## [DIRECTIVE]
Extract every record, keeping each one exactly as it is.
___ RECORD EXCERPTS
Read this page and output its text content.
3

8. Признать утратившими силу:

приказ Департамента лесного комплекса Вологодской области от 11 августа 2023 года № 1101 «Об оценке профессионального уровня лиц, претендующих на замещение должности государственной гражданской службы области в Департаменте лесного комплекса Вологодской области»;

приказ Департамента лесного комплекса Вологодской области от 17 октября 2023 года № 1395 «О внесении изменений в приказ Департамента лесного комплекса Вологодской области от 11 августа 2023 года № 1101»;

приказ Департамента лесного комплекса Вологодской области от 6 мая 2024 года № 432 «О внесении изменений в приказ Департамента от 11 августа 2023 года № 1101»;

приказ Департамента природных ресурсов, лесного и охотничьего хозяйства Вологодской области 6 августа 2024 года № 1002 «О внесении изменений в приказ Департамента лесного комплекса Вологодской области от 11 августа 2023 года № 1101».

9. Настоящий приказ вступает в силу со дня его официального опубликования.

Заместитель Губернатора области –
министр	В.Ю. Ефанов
______
## [WRITTEN SOLUTION]
Read this page and output its text content.
3

8. Признать утратившими силу:

приказ Департамента лесного комплекса Вологодской области от 11 августа 2023 года № 1101 «Об оценке профессионального уровня лиц, претендующих на замещение должности государственной гражданской службы области в Департаменте лесного комплекса Вологодской области»;

приказ Департамента лесного комплекса Вологодской области от 17 октября 2023 года № 1395 «О внесении изменений в приказ Департамента лесного комплекса Вологодской области от 11 августа 2023 года № 1101»;

приказ Департамента лесного комплекса Вологодской области от 6 мая 2024 года № 432 «О внесении изменений в приказ Департамента от 11 августа 2023 года № 1101»;

приказ Департамента природных ресурсов, лесного и охотничьего хозяйства Вологодской области 6 августа 2024 года № 1002 «О внесении изменений в приказ Департамента лесного комплекса Вологодской области от 11 августа 2023 года № 1101».

9. Настоящий приказ вступает в силу со дня его официального опубликования.

Заместитель Губернатора области –
министр	В.Ю. Ефанов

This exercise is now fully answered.